* start Data extract *

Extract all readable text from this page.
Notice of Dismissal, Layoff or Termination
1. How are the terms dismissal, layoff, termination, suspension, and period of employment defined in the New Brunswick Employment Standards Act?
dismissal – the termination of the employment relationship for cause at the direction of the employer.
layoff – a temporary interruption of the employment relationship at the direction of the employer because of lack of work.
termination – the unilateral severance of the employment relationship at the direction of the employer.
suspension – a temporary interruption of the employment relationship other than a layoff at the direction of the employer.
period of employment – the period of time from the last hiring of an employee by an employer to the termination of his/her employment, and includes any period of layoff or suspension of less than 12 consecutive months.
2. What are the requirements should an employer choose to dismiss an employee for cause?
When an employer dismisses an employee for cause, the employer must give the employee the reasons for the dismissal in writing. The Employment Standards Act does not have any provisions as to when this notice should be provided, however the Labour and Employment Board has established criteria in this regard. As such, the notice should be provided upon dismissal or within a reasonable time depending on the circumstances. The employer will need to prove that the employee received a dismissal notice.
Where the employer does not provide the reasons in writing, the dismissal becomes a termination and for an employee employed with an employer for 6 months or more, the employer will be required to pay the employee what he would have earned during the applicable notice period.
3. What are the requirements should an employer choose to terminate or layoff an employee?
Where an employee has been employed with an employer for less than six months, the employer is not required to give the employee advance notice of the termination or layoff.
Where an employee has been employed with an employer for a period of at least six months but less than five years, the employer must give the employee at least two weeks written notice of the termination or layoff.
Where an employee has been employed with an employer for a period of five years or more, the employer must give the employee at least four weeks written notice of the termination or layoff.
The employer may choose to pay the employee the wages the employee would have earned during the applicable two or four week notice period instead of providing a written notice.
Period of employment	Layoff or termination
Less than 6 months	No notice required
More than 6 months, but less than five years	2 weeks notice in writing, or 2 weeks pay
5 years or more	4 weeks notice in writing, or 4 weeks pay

* end Data extract *

Using the entries above, tally how many lines have the word "employed" in them; write the number and nothing more.

4